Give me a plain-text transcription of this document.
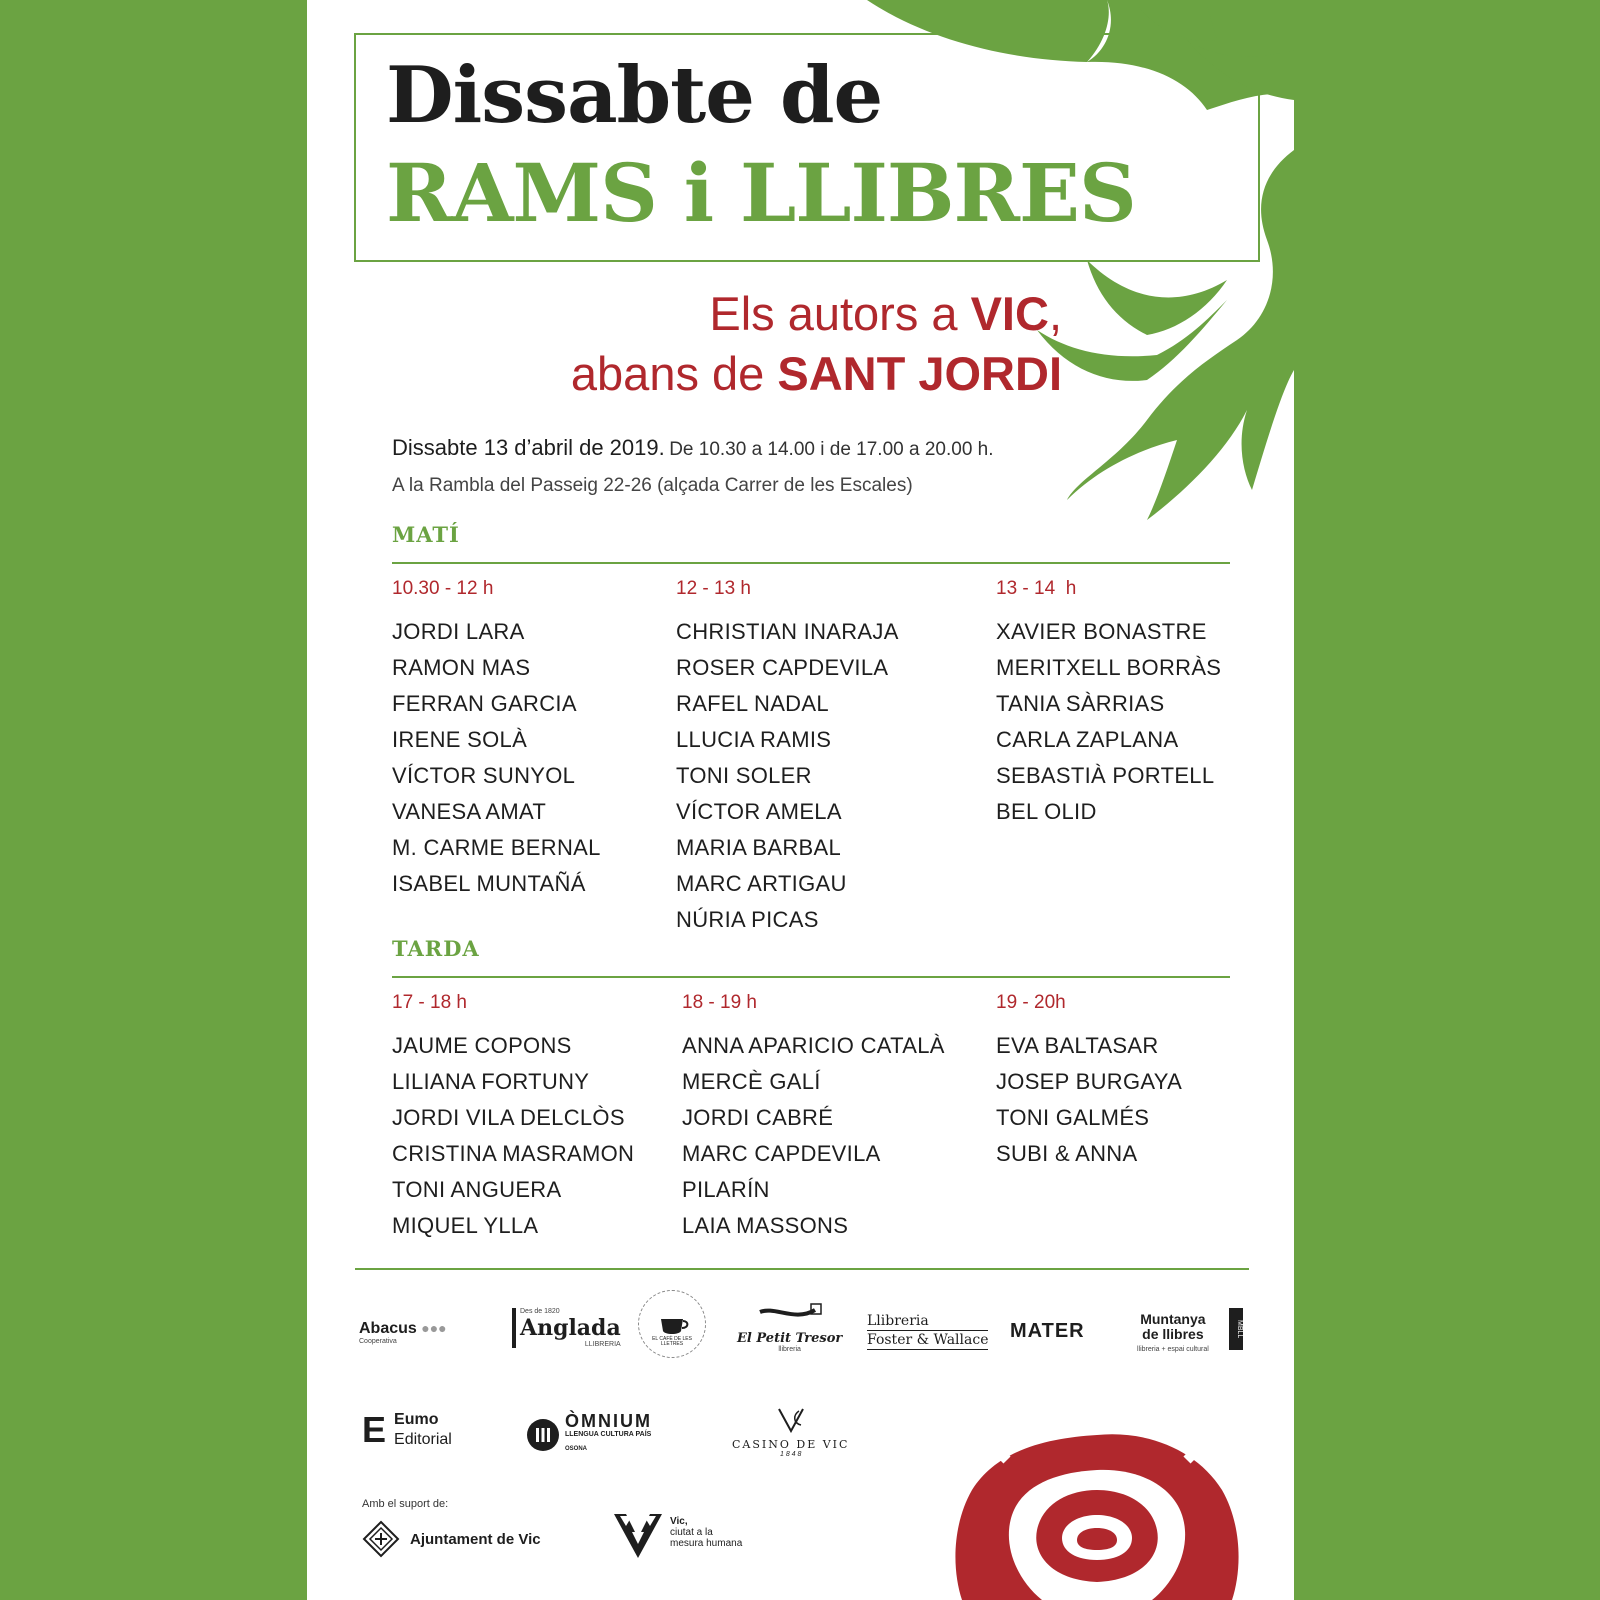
Dissabte de
RAMS i LLIBRES
Els autors a VIC,
abans de SANT JORDI
Dissabte 13 d’abril de 2019. De 10.30 a 14.00 i de 17.00 a 20.00 h.
A la Rambla del Passeig 22-26 (alçada Carrer de les Escales)
MATÍ
10.30 - 12 h
JORDI LARA
RAMON MAS
FERRAN GARCIA
IRENE SOLÀ
VÍCTOR SUNYOL
VANESA AMAT
M. CARME BERNAL
ISABEL MUNTAÑÁ
12 - 13 h
CHRISTIAN INARAJA
ROSER CAPDEVILA
RAFEL NADAL
LLUCIA RAMIS
TONI SOLER
VÍCTOR AMELA
MARIA BARBAL
MARC ARTIGAU
NÚRIA PICAS
13 - 14  h
XAVIER BONASTRE
MERITXELL BORRÀS
TANIA SÀRRIAS
CARLA ZAPLANA
SEBASTIÀ PORTELL
BEL OLID
TARDA
17 - 18 h
JAUME COPONS
LILIANA FORTUNY
JORDI VILA DELCLÒS
CRISTINA MASRAMON
TONI ANGUERA
MIQUEL YLLA
18 - 19 h
ANNA APARICIO CATALÀ
MERCÈ GALÍ
JORDI CABRÉ
MARC CAPDEVILA
PILARÍN
LAIA MASSONS
19 - 20h
EVA BALTASAR
JOSEP BURGAYA
TONI GALMÉS
SUBI & ANNA
Abacus ●●●
Cooperativa
Des de 1820
Anglada
LLIBRERIA
EL CAFÈ DE LES LLETRES	El Petit Tresor
llibreria
Llibreria
Foster & Wallace MATER
Muntanya
de llibres
llibreria + espai cultural
MBLL
E Eumo
Editorial
ÒMNIUM
LLENGUA CULTURA PAÍS
OSONA	CASINO DE VIC
1 8 4 8
Amb el suport de:
Ajuntament de Vic
Vic,
ciutat a la
mesura humana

*Stated problem*. Reproduce the material above in full and without alteration, but skip all pictures.

*Full output*.
Give me a plain-text transcription of this document.
Dissabte de
RAMS i LLIBRES
Els autors a VIC,
abans de SANT JORDI
Dissabte 13 d’abril de 2019. De 10.30 a 14.00 i de 17.00 a 20.00 h.
A la Rambla del Passeig 22-26 (alçada Carrer de les Escales)
MATÍ
10.30 - 12 h
JORDI LARA
RAMON MAS
FERRAN GARCIA
IRENE SOLÀ
VÍCTOR SUNYOL
VANESA AMAT
M. CARME BERNAL
ISABEL MUNTAÑÁ
12 - 13 h
CHRISTIAN INARAJA
ROSER CAPDEVILA
RAFEL NADAL
LLUCIA RAMIS
TONI SOLER
VÍCTOR AMELA
MARIA BARBAL
MARC ARTIGAU
NÚRIA PICAS
13 - 14  h
XAVIER BONASTRE
MERITXELL BORRÀS
TANIA SÀRRIAS
CARLA ZAPLANA
SEBASTIÀ PORTELL
BEL OLID
TARDA
17 - 18 h
JAUME COPONS
LILIANA FORTUNY
JORDI VILA DELCLÒS
CRISTINA MASRAMON
TONI ANGUERA
MIQUEL YLLA
18 - 19 h
ANNA APARICIO CATALÀ
MERCÈ GALÍ
JORDI CABRÉ
MARC CAPDEVILA
PILARÍN
LAIA MASSONS
19 - 20h
EVA BALTASAR
JOSEP BURGAYA
TONI GALMÉS
SUBI & ANNA
Abacus ●●●
Cooperativa
Des de 1820
Anglada
LLIBRERIA
EL CAFÈ DE LES LLETRES	El Petit Tresor
llibreria
Llibreria
Foster & Wallace MATER
Muntanya
de llibres
llibreria + espai cultural
MBLL
E Eumo
Editorial
ÒMNIUM
LLENGUA CULTURA PAÍS
OSONA	CASINO DE VIC
1 8 4 8
Amb el suport de:
Ajuntament de Vic
Vic,
ciutat a la
mesura humana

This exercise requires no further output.